Make an exact copy of the lines, leaving the pictures out.

[Records supplied]
((

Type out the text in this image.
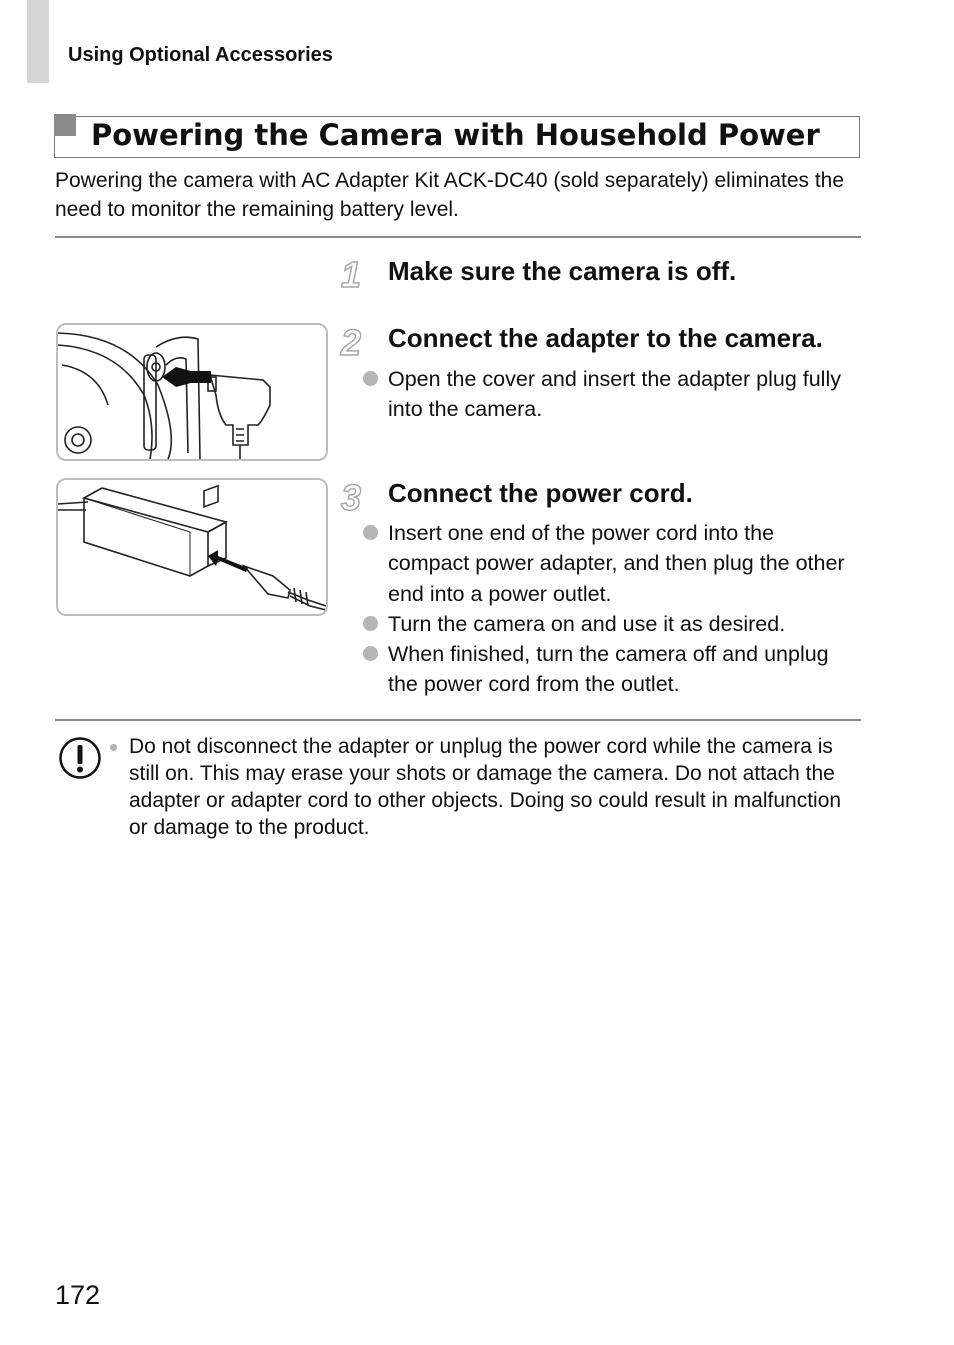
Using Optional Accessories
Powering the Camera with Household Power
Powering the camera with AC Adapter Kit ACK-DC40 (sold separately) eliminates the need to monitor the remaining battery level.
1 Make sure the camera is off.
2 Connect the adapter to the camera.
Open the cover and insert the adapter plug fully into the camera.
3 Connect the power cord.
Insert one end of the power cord into the compact power adapter, and then plug the other end into a power outlet.
Turn the camera on and use it as desired.
When finished, turn the camera off and unplug the power cord from the outlet.
Do not disconnect the adapter or unplug the power cord while the camera is still on. This may erase your shots or damage the camera. Do not attach the adapter or adapter cord to other objects. Doing so could result in malfunction or damage to the product.
172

))

[Task output]
Type out the text in this image.
Using Optional Accessories
Powering the Camera with Household Power
Powering the camera with AC Adapter Kit ACK-DC40 (sold separately) eliminates the need to monitor the remaining battery level.
1 Make sure the camera is off.
2 Connect the adapter to the camera.
Open the cover and insert the adapter plug fully into the camera.
3 Connect the power cord.
Insert one end of the power cord into the compact power adapter, and then plug the other end into a power outlet.
Turn the camera on and use it as desired.
When finished, turn the camera off and unplug the power cord from the outlet.
Do not disconnect the adapter or unplug the power cord while the camera is still on. This may erase your shots or damage the camera. Do not attach the adapter or adapter cord to other objects. Doing so could result in malfunction or damage to the product.
172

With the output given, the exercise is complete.